### WHAT THIS TASK INVOLVES
Copy out every line exactly as given.

= = = =

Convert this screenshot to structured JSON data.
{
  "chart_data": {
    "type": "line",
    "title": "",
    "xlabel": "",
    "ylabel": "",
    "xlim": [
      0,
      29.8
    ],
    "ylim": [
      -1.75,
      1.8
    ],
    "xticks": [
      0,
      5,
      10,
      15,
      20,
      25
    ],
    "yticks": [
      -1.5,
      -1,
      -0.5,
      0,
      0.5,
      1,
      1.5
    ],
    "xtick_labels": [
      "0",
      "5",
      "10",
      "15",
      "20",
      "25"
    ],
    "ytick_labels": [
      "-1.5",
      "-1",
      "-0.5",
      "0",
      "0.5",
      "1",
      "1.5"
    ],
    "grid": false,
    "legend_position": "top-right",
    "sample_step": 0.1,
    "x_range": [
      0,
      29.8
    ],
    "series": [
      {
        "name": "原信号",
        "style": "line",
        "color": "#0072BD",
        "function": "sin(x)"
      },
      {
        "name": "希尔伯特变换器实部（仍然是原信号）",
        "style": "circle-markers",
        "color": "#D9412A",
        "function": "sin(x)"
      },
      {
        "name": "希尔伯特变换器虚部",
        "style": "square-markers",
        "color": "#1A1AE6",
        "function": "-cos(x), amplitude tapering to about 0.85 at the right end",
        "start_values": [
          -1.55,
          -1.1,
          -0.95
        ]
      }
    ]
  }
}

= = = =

### COMPLETE ANSWER
Convert this screenshot to structured JSON data.
{
  "chart_data": {
    "type": "line",
    "title": "",
    "xlabel": "",
    "ylabel": "",
    "xlim": [
      0,
      29.8
    ],
    "ylim": [
      -1.75,
      1.8
    ],
    "xticks": [
      0,
      5,
      10,
      15,
      20,
      25
    ],
    "yticks": [
      -1.5,
      -1,
      -0.5,
      0,
      0.5,
      1,
      1.5
    ],
    "xtick_labels": [
      "0",
      "5",
      "10",
      "15",
      "20",
      "25"
    ],
    "ytick_labels": [
      "-1.5",
      "-1",
      "-0.5",
      "0",
      "0.5",
      "1",
      "1.5"
    ],
    "grid": false,
    "legend_position": "top-right",
    "sample_step": 0.1,
    "x_range": [
      0,
      29.8
    ],
    "series": [
      {
        "name": "原信号",
        "style": "line",
        "color": "#0072BD",
        "function": "sin(x)"
      },
      {
        "name": "希尔伯特变换器实部（仍然是原信号）",
        "style": "circle-markers",
        "color": "#D9412A",
        "function": "sin(x)"
      },
      {
        "name": "希尔伯特变换器虚部",
        "style": "square-markers",
        "color": "#1A1AE6",
        "function": "-cos(x), amplitude tapering to about 0.85 at the right end",
        "start_values": [
          -1.55,
          -1.1,
          -0.95
        ]
      }
    ]
  }
}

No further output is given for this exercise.